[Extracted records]
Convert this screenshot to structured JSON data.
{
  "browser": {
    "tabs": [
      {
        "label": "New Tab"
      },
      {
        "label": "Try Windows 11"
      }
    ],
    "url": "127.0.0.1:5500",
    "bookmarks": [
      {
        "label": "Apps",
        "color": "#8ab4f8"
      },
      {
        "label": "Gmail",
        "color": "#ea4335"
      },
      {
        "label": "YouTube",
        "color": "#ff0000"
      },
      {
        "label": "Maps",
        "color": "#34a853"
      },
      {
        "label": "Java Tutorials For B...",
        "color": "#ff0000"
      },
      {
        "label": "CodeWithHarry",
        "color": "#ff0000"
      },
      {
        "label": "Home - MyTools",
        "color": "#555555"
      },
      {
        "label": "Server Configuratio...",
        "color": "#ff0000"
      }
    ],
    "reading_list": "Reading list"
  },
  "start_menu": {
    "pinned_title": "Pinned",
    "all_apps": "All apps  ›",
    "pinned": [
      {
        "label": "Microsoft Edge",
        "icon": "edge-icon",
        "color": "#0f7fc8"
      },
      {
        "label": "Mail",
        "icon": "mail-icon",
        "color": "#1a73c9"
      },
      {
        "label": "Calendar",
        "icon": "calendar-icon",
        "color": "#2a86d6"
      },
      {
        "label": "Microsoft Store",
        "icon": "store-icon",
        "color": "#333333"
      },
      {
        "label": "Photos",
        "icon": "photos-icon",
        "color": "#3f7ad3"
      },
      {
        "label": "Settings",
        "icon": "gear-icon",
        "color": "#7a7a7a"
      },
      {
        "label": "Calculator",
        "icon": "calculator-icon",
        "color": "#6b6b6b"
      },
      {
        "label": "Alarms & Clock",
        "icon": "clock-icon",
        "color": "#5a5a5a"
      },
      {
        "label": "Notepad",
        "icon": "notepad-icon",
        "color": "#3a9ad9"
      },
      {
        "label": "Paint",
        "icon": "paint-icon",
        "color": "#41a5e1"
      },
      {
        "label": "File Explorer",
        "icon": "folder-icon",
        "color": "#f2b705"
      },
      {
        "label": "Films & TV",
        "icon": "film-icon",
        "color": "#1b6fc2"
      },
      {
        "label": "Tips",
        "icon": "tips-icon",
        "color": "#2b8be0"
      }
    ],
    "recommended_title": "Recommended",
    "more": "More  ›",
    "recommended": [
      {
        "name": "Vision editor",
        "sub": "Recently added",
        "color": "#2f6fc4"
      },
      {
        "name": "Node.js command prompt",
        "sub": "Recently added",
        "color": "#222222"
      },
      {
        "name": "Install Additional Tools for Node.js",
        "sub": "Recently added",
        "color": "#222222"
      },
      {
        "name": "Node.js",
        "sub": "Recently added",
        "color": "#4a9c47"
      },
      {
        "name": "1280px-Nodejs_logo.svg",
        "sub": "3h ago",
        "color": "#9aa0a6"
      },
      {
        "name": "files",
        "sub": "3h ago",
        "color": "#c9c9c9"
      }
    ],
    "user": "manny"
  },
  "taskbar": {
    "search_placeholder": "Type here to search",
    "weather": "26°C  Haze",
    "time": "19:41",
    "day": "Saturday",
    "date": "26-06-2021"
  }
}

> _TASK DESCRIPTION_: Only lines with the word "name" should be collected from the material.

> _CORRECT RESULT_:
        "name": "Vision editor",
        "name": "Node.js command prompt",
        "name": "Install Additional Tools for Node.js",
        "name": "Node.js",
        "name": "1280px-Nodejs_logo.svg",
        "name": "files",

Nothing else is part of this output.